(Dataset items)
** Begin **

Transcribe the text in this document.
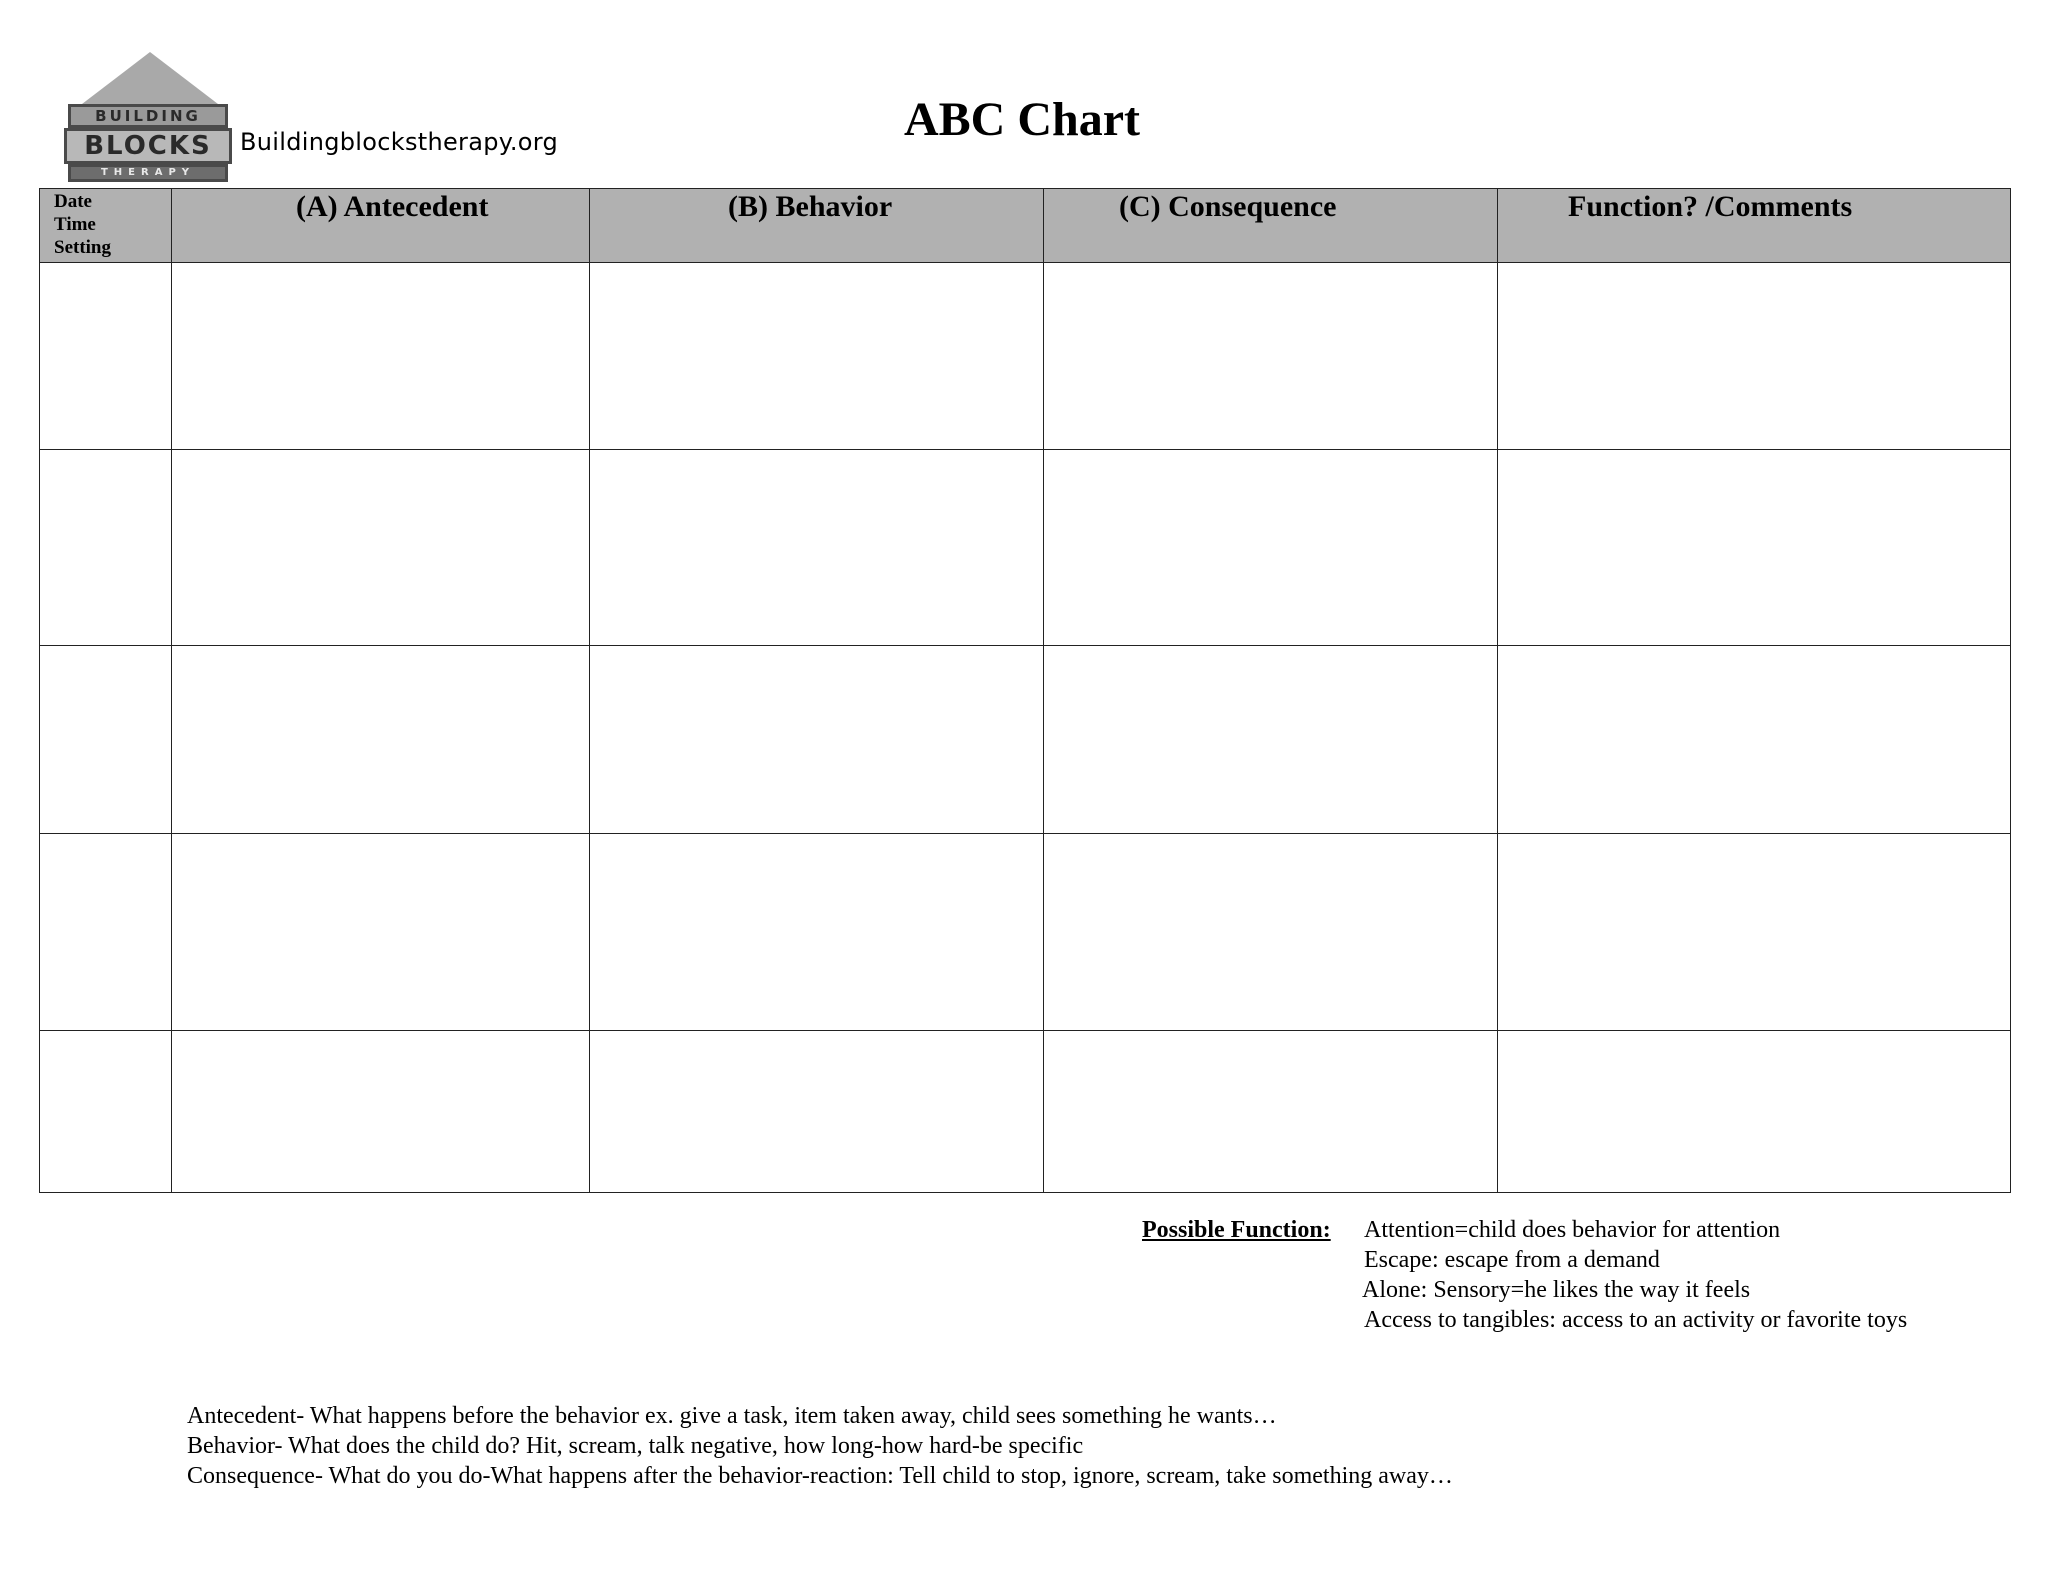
BUILDING
BLOCKS
THERAPY
Buildingblockstherapy.org	ABC Chart
Date
Time
Setting	(A) Antecedent	(B) Behavior	(C) Consequence	Function? /Comments

Possible Function: Attention=child does behavior for attention
Escape: escape from a demand
Alone: Sensory=he likes the way it feels
Access to tangibles: access to an activity or favorite toys
Antecedent- What happens before the behavior ex. give a task, item taken away, child sees something he wants…
Behavior- What does the child do? Hit, scream, talk negative, how long-how hard-be specific
Consequence- What do you do-What happens after the behavior-reaction: Tell child to stop, ignore, scream, take something away…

** End **

◆ **What to do**: An exact transcription of all the entries is required, without the pictures.

◆ **Expected answer**:
Transcribe the text in this document.
BUILDING
BLOCKS
THERAPY
Buildingblockstherapy.org	ABC Chart
Date
Time
Setting	(A) Antecedent	(B) Behavior	(C) Consequence	Function? /Comments

Possible Function: Attention=child does behavior for attention
Escape: escape from a demand
Alone: Sensory=he likes the way it feels
Access to tangibles: access to an activity or favorite toys
Antecedent- What happens before the behavior ex. give a task, item taken away, child sees something he wants…
Behavior- What does the child do? Hit, scream, talk negative, how long-how hard-be specific
Consequence- What do you do-What happens after the behavior-reaction: Tell child to stop, ignore, scream, take something away…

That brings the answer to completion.